>> Start SOURCE MATERIAL

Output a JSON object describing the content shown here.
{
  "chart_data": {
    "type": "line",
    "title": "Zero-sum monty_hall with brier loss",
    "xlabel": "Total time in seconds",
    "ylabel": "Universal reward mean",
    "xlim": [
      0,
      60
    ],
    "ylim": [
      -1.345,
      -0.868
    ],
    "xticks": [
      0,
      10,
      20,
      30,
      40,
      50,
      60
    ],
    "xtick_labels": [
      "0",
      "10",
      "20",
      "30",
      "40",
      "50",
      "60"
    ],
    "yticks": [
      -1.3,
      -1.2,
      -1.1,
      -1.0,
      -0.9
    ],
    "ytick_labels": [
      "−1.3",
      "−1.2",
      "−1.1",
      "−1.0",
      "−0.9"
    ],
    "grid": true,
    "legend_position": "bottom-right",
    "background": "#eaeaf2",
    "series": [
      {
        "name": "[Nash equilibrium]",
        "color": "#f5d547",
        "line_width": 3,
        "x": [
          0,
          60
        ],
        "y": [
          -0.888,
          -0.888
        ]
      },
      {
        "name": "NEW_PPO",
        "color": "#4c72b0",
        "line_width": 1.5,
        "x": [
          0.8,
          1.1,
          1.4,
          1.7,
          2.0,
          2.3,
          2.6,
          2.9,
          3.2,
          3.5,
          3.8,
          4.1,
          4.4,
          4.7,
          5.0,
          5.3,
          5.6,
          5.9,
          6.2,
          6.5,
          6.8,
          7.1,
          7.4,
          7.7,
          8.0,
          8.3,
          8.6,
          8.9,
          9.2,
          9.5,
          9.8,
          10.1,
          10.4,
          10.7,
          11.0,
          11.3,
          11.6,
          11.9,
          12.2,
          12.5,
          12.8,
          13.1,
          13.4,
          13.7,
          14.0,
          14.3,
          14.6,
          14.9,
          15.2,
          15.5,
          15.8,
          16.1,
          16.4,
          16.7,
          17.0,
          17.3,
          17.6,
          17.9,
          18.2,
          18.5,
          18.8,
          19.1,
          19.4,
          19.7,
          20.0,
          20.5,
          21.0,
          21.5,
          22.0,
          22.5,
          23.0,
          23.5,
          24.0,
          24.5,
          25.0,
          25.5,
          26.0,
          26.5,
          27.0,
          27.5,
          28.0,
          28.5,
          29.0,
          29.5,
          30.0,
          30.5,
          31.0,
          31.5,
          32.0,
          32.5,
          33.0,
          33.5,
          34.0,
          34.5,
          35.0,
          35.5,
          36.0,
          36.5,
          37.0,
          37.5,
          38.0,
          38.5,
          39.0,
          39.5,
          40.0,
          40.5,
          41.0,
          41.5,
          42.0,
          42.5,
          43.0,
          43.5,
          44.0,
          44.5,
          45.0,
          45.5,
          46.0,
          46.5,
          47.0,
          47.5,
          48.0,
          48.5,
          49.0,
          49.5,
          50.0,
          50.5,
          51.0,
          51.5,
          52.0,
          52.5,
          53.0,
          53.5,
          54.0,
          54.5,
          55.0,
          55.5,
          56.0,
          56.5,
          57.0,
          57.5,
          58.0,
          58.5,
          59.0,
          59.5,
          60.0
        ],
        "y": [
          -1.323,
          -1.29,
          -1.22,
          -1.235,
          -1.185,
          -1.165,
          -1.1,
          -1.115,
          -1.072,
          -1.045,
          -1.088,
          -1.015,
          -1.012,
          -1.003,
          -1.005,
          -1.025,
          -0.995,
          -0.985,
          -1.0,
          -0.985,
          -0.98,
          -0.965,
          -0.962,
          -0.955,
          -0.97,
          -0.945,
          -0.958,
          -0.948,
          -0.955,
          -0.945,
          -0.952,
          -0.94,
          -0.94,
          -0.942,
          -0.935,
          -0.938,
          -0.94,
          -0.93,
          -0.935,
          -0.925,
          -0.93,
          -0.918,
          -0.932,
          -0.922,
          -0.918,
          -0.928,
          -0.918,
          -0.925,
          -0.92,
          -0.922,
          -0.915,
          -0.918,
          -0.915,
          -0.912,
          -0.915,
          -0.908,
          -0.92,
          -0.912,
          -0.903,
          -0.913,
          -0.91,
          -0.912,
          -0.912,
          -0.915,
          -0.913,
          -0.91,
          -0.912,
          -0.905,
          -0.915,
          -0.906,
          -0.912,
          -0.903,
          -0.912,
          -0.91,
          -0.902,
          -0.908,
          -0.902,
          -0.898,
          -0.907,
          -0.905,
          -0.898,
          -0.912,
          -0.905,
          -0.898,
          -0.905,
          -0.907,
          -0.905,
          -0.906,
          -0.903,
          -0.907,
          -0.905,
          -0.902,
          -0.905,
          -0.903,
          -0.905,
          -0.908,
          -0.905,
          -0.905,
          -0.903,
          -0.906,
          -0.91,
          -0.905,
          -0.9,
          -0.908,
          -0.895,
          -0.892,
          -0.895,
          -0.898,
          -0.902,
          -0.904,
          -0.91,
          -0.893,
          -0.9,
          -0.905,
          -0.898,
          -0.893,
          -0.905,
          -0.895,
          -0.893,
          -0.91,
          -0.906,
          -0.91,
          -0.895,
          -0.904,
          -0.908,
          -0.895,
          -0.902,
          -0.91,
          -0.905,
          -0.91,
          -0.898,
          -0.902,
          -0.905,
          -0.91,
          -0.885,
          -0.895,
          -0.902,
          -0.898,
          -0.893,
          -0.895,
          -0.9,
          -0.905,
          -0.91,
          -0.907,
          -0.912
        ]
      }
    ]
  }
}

>> End SOURCE MATERIAL

**GIVEN EXERCISE:** Copy the entries above exactly, leaving none out.

**SOLVED PROBLEM:**
Output a JSON object describing the content shown here.
{
  "chart_data": {
    "type": "line",
    "title": "Zero-sum monty_hall with brier loss",
    "xlabel": "Total time in seconds",
    "ylabel": "Universal reward mean",
    "xlim": [
      0,
      60
    ],
    "ylim": [
      -1.345,
      -0.868
    ],
    "xticks": [
      0,
      10,
      20,
      30,
      40,
      50,
      60
    ],
    "xtick_labels": [
      "0",
      "10",
      "20",
      "30",
      "40",
      "50",
      "60"
    ],
    "yticks": [
      -1.3,
      -1.2,
      -1.1,
      -1.0,
      -0.9
    ],
    "ytick_labels": [
      "−1.3",
      "−1.2",
      "−1.1",
      "−1.0",
      "−0.9"
    ],
    "grid": true,
    "legend_position": "bottom-right",
    "background": "#eaeaf2",
    "series": [
      {
        "name": "[Nash equilibrium]",
        "color": "#f5d547",
        "line_width": 3,
        "x": [
          0,
          60
        ],
        "y": [
          -0.888,
          -0.888
        ]
      },
      {
        "name": "NEW_PPO",
        "color": "#4c72b0",
        "line_width": 1.5,
        "x": [
          0.8,
          1.1,
          1.4,
          1.7,
          2.0,
          2.3,
          2.6,
          2.9,
          3.2,
          3.5,
          3.8,
          4.1,
          4.4,
          4.7,
          5.0,
          5.3,
          5.6,
          5.9,
          6.2,
          6.5,
          6.8,
          7.1,
          7.4,
          7.7,
          8.0,
          8.3,
          8.6,
          8.9,
          9.2,
          9.5,
          9.8,
          10.1,
          10.4,
          10.7,
          11.0,
          11.3,
          11.6,
          11.9,
          12.2,
          12.5,
          12.8,
          13.1,
          13.4,
          13.7,
          14.0,
          14.3,
          14.6,
          14.9,
          15.2,
          15.5,
          15.8,
          16.1,
          16.4,
          16.7,
          17.0,
          17.3,
          17.6,
          17.9,
          18.2,
          18.5,
          18.8,
          19.1,
          19.4,
          19.7,
          20.0,
          20.5,
          21.0,
          21.5,
          22.0,
          22.5,
          23.0,
          23.5,
          24.0,
          24.5,
          25.0,
          25.5,
          26.0,
          26.5,
          27.0,
          27.5,
          28.0,
          28.5,
          29.0,
          29.5,
          30.0,
          30.5,
          31.0,
          31.5,
          32.0,
          32.5,
          33.0,
          33.5,
          34.0,
          34.5,
          35.0,
          35.5,
          36.0,
          36.5,
          37.0,
          37.5,
          38.0,
          38.5,
          39.0,
          39.5,
          40.0,
          40.5,
          41.0,
          41.5,
          42.0,
          42.5,
          43.0,
          43.5,
          44.0,
          44.5,
          45.0,
          45.5,
          46.0,
          46.5,
          47.0,
          47.5,
          48.0,
          48.5,
          49.0,
          49.5,
          50.0,
          50.5,
          51.0,
          51.5,
          52.0,
          52.5,
          53.0,
          53.5,
          54.0,
          54.5,
          55.0,
          55.5,
          56.0,
          56.5,
          57.0,
          57.5,
          58.0,
          58.5,
          59.0,
          59.5,
          60.0
        ],
        "y": [
          -1.323,
          -1.29,
          -1.22,
          -1.235,
          -1.185,
          -1.165,
          -1.1,
          -1.115,
          -1.072,
          -1.045,
          -1.088,
          -1.015,
          -1.012,
          -1.003,
          -1.005,
          -1.025,
          -0.995,
          -0.985,
          -1.0,
          -0.985,
          -0.98,
          -0.965,
          -0.962,
          -0.955,
          -0.97,
          -0.945,
          -0.958,
          -0.948,
          -0.955,
          -0.945,
          -0.952,
          -0.94,
          -0.94,
          -0.942,
          -0.935,
          -0.938,
          -0.94,
          -0.93,
          -0.935,
          -0.925,
          -0.93,
          -0.918,
          -0.932,
          -0.922,
          -0.918,
          -0.928,
          -0.918,
          -0.925,
          -0.92,
          -0.922,
          -0.915,
          -0.918,
          -0.915,
          -0.912,
          -0.915,
          -0.908,
          -0.92,
          -0.912,
          -0.903,
          -0.913,
          -0.91,
          -0.912,
          -0.912,
          -0.915,
          -0.913,
          -0.91,
          -0.912,
          -0.905,
          -0.915,
          -0.906,
          -0.912,
          -0.903,
          -0.912,
          -0.91,
          -0.902,
          -0.908,
          -0.902,
          -0.898,
          -0.907,
          -0.905,
          -0.898,
          -0.912,
          -0.905,
          -0.898,
          -0.905,
          -0.907,
          -0.905,
          -0.906,
          -0.903,
          -0.907,
          -0.905,
          -0.902,
          -0.905,
          -0.903,
          -0.905,
          -0.908,
          -0.905,
          -0.905,
          -0.903,
          -0.906,
          -0.91,
          -0.905,
          -0.9,
          -0.908,
          -0.895,
          -0.892,
          -0.895,
          -0.898,
          -0.902,
          -0.904,
          -0.91,
          -0.893,
          -0.9,
          -0.905,
          -0.898,
          -0.893,
          -0.905,
          -0.895,
          -0.893,
          -0.91,
          -0.906,
          -0.91,
          -0.895,
          -0.904,
          -0.908,
          -0.895,
          -0.902,
          -0.91,
          -0.905,
          -0.91,
          -0.898,
          -0.902,
          -0.905,
          -0.91,
          -0.885,
          -0.895,
          -0.902,
          -0.898,
          -0.893,
          -0.895,
          -0.9,
          -0.905,
          -0.91,
          -0.907,
          -0.912
        ]
      }
    ]
  }
}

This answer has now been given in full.